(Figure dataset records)
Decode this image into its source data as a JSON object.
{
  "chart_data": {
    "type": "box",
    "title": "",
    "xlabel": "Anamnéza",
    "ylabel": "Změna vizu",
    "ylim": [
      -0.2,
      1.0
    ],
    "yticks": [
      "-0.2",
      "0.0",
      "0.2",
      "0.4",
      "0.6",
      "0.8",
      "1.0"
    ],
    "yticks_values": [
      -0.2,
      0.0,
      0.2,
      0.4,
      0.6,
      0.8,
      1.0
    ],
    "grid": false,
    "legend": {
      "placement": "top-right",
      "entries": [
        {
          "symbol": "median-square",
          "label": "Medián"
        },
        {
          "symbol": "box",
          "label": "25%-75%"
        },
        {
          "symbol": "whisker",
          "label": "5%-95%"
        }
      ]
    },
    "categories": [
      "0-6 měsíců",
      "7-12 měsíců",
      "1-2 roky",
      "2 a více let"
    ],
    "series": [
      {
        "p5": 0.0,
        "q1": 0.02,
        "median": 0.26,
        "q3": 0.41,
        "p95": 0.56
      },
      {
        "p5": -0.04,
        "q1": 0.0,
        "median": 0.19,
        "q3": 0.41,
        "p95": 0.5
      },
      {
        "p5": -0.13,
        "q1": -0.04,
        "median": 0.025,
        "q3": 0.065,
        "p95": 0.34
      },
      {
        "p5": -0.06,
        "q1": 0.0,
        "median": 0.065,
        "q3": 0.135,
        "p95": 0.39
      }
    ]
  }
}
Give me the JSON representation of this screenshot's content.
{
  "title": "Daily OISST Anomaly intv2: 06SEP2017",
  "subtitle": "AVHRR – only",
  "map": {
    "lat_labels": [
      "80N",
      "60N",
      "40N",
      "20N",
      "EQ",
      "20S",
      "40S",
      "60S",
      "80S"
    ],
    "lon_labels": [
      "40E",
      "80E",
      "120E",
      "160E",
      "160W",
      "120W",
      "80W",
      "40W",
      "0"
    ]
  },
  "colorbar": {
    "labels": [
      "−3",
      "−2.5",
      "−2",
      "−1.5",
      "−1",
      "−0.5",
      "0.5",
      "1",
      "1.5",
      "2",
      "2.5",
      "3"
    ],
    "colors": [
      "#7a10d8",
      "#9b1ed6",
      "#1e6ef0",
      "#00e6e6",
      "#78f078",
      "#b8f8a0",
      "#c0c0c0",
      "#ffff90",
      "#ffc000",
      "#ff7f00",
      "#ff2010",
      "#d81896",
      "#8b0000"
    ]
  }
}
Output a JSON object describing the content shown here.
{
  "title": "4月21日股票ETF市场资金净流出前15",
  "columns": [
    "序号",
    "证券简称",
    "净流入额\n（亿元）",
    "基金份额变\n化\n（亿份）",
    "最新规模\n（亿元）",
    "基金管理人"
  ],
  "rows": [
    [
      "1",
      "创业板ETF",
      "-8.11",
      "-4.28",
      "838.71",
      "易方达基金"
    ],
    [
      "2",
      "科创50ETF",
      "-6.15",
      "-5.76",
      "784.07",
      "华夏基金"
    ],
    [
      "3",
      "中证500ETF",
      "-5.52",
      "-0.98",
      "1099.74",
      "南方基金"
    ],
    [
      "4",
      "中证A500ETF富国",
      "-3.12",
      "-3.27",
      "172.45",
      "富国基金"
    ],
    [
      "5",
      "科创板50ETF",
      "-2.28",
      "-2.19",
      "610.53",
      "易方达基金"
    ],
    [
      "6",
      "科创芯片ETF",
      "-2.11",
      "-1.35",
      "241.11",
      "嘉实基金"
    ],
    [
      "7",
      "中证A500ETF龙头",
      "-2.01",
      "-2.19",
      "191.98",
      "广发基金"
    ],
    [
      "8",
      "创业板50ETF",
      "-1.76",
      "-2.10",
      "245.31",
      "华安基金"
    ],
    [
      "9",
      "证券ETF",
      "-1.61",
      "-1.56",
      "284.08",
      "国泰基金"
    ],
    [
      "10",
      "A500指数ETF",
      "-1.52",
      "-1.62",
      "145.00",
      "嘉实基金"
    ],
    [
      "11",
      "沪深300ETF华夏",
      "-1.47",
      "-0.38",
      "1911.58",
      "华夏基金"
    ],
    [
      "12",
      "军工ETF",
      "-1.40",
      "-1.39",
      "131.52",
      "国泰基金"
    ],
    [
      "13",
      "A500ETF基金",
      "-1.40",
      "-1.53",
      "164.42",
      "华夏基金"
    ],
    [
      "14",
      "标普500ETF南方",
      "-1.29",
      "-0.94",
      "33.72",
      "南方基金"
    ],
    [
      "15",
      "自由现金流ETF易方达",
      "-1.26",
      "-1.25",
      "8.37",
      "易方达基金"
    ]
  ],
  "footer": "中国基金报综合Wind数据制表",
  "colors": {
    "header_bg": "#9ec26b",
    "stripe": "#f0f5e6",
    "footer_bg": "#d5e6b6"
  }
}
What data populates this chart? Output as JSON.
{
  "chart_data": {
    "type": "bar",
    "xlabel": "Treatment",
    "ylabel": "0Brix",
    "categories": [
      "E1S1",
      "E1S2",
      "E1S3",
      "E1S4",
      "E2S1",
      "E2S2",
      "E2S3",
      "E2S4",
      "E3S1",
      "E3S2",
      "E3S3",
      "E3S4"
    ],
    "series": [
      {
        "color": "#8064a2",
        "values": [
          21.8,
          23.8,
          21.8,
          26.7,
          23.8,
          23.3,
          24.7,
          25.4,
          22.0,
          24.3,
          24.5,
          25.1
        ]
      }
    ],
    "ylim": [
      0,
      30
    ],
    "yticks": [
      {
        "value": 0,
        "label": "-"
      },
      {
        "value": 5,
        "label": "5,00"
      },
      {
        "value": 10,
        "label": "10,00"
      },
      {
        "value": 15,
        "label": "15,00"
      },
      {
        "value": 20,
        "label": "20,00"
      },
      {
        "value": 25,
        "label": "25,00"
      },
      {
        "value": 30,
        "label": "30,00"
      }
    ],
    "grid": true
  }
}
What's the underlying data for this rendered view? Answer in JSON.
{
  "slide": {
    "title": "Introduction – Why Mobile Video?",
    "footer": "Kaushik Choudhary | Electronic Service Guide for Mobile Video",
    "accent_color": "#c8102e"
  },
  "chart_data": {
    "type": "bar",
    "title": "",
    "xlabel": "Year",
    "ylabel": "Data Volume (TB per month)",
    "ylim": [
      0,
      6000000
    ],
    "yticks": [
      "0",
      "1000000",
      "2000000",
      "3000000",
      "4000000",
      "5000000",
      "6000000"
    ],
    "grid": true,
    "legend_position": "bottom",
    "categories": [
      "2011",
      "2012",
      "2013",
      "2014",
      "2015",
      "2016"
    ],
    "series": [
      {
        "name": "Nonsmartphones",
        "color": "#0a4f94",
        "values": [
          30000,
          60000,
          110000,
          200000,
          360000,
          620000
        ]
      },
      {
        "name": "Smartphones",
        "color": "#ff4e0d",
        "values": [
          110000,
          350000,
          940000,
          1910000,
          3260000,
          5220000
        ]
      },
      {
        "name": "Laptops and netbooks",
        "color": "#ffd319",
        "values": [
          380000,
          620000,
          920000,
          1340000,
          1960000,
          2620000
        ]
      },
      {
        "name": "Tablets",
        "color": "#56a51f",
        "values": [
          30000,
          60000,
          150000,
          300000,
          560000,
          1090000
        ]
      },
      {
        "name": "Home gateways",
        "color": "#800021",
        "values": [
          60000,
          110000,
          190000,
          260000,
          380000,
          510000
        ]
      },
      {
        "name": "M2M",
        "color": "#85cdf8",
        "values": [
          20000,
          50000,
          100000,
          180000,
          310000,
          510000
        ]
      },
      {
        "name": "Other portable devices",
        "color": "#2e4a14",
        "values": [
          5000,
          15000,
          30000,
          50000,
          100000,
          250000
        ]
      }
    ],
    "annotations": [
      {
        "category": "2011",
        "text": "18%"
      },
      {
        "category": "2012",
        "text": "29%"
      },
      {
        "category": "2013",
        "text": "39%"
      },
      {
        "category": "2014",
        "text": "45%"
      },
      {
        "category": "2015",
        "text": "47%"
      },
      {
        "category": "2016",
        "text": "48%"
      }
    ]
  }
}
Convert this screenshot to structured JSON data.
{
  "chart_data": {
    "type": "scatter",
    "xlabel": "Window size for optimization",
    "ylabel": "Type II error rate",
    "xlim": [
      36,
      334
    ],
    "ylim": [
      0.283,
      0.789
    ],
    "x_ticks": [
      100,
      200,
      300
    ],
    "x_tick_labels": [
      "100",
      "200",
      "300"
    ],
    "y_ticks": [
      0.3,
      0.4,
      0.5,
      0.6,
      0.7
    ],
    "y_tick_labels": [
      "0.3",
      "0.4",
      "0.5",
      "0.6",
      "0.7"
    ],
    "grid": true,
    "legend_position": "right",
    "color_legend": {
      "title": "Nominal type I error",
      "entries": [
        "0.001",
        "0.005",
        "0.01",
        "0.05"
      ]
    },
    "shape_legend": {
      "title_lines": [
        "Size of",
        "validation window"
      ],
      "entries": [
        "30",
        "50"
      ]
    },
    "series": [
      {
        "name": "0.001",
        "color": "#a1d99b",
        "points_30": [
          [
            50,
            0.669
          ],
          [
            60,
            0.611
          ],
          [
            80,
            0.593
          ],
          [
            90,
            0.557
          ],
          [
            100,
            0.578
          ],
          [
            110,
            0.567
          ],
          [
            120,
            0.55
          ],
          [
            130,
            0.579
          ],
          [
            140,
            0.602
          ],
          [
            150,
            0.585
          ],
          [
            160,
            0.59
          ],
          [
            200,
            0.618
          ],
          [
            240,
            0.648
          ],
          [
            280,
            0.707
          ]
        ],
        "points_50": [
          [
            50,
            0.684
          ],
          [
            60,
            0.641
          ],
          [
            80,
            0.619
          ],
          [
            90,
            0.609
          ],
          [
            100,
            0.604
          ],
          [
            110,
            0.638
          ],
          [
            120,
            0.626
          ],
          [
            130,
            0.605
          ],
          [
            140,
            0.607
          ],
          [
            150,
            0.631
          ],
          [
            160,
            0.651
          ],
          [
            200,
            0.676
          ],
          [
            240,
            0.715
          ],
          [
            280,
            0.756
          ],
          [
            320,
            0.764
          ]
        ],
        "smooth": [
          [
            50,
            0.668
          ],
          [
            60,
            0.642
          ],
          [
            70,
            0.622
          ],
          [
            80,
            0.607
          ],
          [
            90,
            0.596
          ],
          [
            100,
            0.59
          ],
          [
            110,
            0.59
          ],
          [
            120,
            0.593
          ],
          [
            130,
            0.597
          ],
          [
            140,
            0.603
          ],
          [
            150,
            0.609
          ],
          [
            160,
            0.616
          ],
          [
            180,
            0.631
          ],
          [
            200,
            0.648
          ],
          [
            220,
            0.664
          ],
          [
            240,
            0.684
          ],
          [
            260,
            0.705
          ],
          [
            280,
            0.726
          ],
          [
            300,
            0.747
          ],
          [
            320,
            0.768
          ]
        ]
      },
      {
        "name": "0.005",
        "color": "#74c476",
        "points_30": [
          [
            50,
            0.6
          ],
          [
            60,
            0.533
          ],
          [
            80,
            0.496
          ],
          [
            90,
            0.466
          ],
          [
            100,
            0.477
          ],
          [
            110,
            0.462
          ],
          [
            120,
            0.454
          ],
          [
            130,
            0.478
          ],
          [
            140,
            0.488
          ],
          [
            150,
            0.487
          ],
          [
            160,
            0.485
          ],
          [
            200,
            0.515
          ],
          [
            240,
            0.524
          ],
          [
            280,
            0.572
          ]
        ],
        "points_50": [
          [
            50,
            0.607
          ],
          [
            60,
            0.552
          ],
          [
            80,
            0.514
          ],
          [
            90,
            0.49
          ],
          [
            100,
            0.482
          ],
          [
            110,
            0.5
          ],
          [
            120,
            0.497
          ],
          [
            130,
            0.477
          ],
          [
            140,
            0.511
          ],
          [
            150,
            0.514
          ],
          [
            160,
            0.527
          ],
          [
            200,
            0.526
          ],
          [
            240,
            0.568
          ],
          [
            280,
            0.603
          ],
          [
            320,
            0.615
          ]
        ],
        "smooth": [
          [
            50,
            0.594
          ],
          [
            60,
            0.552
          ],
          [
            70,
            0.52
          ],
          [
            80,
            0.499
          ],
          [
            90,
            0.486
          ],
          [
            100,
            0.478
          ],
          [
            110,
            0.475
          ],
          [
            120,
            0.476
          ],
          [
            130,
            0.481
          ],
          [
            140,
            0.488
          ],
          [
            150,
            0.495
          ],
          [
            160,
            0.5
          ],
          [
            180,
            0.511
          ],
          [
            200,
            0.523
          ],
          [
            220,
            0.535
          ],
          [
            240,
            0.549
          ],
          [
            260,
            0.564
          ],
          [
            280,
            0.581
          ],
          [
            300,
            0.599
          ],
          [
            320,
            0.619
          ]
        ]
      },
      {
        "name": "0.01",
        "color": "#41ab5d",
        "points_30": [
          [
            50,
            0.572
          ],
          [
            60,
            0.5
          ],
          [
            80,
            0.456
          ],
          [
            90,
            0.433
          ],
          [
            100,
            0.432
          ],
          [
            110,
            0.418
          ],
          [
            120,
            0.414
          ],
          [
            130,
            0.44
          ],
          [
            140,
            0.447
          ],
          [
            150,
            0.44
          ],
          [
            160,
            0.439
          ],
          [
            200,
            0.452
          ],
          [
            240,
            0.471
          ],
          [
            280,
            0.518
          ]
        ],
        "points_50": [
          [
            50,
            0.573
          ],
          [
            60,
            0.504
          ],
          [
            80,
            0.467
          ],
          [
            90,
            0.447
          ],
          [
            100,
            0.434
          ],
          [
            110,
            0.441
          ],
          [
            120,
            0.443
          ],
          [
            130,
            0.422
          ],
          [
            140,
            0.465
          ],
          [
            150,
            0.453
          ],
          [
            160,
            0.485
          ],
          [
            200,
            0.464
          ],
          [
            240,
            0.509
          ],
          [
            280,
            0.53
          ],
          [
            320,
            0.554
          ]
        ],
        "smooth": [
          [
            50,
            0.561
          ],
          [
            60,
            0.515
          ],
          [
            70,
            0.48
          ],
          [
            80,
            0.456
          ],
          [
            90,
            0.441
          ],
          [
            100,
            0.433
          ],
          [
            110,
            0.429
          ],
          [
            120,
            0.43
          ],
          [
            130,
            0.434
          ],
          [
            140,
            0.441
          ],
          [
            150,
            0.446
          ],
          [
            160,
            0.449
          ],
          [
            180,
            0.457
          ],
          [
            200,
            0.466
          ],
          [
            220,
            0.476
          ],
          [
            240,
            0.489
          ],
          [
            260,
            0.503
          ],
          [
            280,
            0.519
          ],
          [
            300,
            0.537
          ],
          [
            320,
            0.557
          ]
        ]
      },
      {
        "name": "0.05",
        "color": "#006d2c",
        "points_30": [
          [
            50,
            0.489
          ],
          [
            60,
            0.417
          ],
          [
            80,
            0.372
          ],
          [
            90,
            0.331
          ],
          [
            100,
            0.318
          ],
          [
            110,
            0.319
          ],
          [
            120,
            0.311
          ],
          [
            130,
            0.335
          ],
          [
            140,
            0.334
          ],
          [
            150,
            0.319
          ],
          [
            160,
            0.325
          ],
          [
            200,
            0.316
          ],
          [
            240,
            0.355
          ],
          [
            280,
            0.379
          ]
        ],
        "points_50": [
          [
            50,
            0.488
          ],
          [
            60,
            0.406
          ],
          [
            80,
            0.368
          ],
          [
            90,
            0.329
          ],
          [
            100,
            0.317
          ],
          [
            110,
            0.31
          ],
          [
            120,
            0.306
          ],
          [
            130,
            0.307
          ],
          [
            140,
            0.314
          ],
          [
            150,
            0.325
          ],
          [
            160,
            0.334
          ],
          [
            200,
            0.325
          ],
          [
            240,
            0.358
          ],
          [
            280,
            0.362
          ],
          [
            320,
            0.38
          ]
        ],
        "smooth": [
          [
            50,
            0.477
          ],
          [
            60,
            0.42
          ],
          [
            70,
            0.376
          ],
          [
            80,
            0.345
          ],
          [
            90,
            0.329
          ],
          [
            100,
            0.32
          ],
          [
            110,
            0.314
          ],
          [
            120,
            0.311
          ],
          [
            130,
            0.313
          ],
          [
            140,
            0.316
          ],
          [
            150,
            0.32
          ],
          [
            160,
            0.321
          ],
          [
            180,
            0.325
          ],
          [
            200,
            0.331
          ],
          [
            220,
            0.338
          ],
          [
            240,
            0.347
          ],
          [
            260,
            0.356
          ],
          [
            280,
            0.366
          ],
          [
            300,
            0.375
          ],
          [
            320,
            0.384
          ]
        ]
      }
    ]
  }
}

— Set exercise —
Identify each line in the entries with the word "screenshot" and copy it.

— Worked solution —
Give me the JSON representation of this screenshot's content.
Convert this screenshot to structured JSON data.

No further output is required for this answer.